#### [Stated goal]
Below is a listing; copy all of it exactly.

#### [Data to process]
◇ ◇ ◇

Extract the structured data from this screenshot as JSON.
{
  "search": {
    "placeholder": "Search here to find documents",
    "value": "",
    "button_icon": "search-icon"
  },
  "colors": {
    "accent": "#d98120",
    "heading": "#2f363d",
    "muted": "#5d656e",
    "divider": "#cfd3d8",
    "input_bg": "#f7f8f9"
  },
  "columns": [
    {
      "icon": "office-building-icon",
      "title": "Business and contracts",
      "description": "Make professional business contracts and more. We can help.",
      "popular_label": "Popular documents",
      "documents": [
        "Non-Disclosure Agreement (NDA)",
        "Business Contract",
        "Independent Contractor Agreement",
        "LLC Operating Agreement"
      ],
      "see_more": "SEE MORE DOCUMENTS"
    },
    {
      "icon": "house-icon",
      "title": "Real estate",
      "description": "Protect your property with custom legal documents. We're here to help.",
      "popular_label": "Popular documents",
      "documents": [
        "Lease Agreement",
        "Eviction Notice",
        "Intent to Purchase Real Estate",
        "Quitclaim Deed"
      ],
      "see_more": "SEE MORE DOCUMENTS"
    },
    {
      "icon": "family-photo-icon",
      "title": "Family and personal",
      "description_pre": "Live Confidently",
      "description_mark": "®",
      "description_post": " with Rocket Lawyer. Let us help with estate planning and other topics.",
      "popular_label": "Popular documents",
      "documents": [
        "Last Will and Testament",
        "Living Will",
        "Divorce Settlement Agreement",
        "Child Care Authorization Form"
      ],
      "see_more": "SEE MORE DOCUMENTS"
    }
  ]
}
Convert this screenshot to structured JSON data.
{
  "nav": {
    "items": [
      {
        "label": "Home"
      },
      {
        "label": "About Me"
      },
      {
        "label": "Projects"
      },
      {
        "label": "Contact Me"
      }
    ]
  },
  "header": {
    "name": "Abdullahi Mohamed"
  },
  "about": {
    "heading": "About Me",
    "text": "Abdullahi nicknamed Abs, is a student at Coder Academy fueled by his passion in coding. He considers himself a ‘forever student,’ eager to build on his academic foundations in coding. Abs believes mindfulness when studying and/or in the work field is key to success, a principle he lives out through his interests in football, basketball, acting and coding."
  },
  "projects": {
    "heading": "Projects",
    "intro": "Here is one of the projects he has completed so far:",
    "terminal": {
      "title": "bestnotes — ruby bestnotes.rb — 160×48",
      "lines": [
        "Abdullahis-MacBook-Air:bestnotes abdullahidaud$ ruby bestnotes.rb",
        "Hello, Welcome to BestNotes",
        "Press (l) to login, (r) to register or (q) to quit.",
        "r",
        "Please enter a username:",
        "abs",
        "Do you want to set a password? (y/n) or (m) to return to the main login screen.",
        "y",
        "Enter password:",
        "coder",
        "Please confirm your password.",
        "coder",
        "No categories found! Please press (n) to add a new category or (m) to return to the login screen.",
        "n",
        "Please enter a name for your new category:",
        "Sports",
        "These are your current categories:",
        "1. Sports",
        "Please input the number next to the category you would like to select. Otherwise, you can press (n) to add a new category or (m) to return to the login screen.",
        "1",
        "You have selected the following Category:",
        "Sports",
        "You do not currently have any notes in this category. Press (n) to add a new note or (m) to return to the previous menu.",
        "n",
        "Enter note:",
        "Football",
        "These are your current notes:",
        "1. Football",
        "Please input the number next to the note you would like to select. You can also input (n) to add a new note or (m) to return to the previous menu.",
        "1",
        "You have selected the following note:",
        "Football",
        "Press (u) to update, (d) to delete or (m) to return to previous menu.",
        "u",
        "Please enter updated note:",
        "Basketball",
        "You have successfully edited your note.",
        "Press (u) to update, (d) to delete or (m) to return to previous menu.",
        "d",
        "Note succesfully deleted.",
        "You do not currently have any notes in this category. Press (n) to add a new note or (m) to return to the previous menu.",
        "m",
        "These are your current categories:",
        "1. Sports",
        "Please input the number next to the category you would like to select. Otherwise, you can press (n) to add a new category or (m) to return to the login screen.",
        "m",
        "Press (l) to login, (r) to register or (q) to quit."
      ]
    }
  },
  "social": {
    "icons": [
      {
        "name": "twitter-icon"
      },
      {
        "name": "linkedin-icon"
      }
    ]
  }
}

◇ ◇ ◇

#### [Exercise answer]
Extract the structured data from this screenshot as JSON.
{
  "search": {
    "placeholder": "Search here to find documents",
    "value": "",
    "button_icon": "search-icon"
  },
  "colors": {
    "accent": "#d98120",
    "heading": "#2f363d",
    "muted": "#5d656e",
    "divider": "#cfd3d8",
    "input_bg": "#f7f8f9"
  },
  "columns": [
    {
      "icon": "office-building-icon",
      "title": "Business and contracts",
      "description": "Make professional business contracts and more. We can help.",
      "popular_label": "Popular documents",
      "documents": [
        "Non-Disclosure Agreement (NDA)",
        "Business Contract",
        "Independent Contractor Agreement",
        "LLC Operating Agreement"
      ],
      "see_more": "SEE MORE DOCUMENTS"
    },
    {
      "icon": "house-icon",
      "title": "Real estate",
      "description": "Protect your property with custom legal documents. We're here to help.",
      "popular_label": "Popular documents",
      "documents": [
        "Lease Agreement",
        "Eviction Notice",
        "Intent to Purchase Real Estate",
        "Quitclaim Deed"
      ],
      "see_more": "SEE MORE DOCUMENTS"
    },
    {
      "icon": "family-photo-icon",
      "title": "Family and personal",
      "description_pre": "Live Confidently",
      "description_mark": "®",
      "description_post": " with Rocket Lawyer. Let us help with estate planning and other topics.",
      "popular_label": "Popular documents",
      "documents": [
        "Last Will and Testament",
        "Living Will",
        "Divorce Settlement Agreement",
        "Child Care Authorization Form"
      ],
      "see_more": "SEE MORE DOCUMENTS"
    }
  ]
}
Convert this screenshot to structured JSON data.
{
  "nav": {
    "items": [
      {
        "label": "Home"
      },
      {
        "label": "About Me"
      },
      {
        "label": "Projects"
      },
      {
        "label": "Contact Me"
      }
    ]
  },
  "header": {
    "name": "Abdullahi Mohamed"
  },
  "about": {
    "heading": "About Me",
    "text": "Abdullahi nicknamed Abs, is a student at Coder Academy fueled by his passion in coding. He considers himself a ‘forever student,’ eager to build on his academic foundations in coding. Abs believes mindfulness when studying and/or in the work field is key to success, a principle he lives out through his interests in football, basketball, acting and coding."
  },
  "projects": {
    "heading": "Projects",
    "intro": "Here is one of the projects he has completed so far:",
    "terminal": {
      "title": "bestnotes — ruby bestnotes.rb — 160×48",
      "lines": [
        "Abdullahis-MacBook-Air:bestnotes abdullahidaud$ ruby bestnotes.rb",
        "Hello, Welcome to BestNotes",
        "Press (l) to login, (r) to register or (q) to quit.",
        "r",
        "Please enter a username:",
        "abs",
        "Do you want to set a password? (y/n) or (m) to return to the main login screen.",
        "y",
        "Enter password:",
        "coder",
        "Please confirm your password.",
        "coder",
        "No categories found! Please press (n) to add a new category or (m) to return to the login screen.",
        "n",
        "Please enter a name for your new category:",
        "Sports",
        "These are your current categories:",
        "1. Sports",
        "Please input the number next to the category you would like to select. Otherwise, you can press (n) to add a new category or (m) to return to the login screen.",
        "1",
        "You have selected the following Category:",
        "Sports",
        "You do not currently have any notes in this category. Press (n) to add a new note or (m) to return to the previous menu.",
        "n",
        "Enter note:",
        "Football",
        "These are your current notes:",
        "1. Football",
        "Please input the number next to the note you would like to select. You can also input (n) to add a new note or (m) to return to the previous menu.",
        "1",
        "You have selected the following note:",
        "Football",
        "Press (u) to update, (d) to delete or (m) to return to previous menu.",
        "u",
        "Please enter updated note:",
        "Basketball",
        "You have successfully edited your note.",
        "Press (u) to update, (d) to delete or (m) to return to previous menu.",
        "d",
        "Note succesfully deleted.",
        "You do not currently have any notes in this category. Press (n) to add a new note or (m) to return to the previous menu.",
        "m",
        "These are your current categories:",
        "1. Sports",
        "Please input the number next to the category you would like to select. Otherwise, you can press (n) to add a new category or (m) to return to the login screen.",
        "m",
        "Press (l) to login, (r) to register or (q) to quit."
      ]
    }
  },
  "social": {
    "icons": [
      {
        "name": "twitter-icon"
      },
      {
        "name": "linkedin-icon"
      }
    ]
  }
}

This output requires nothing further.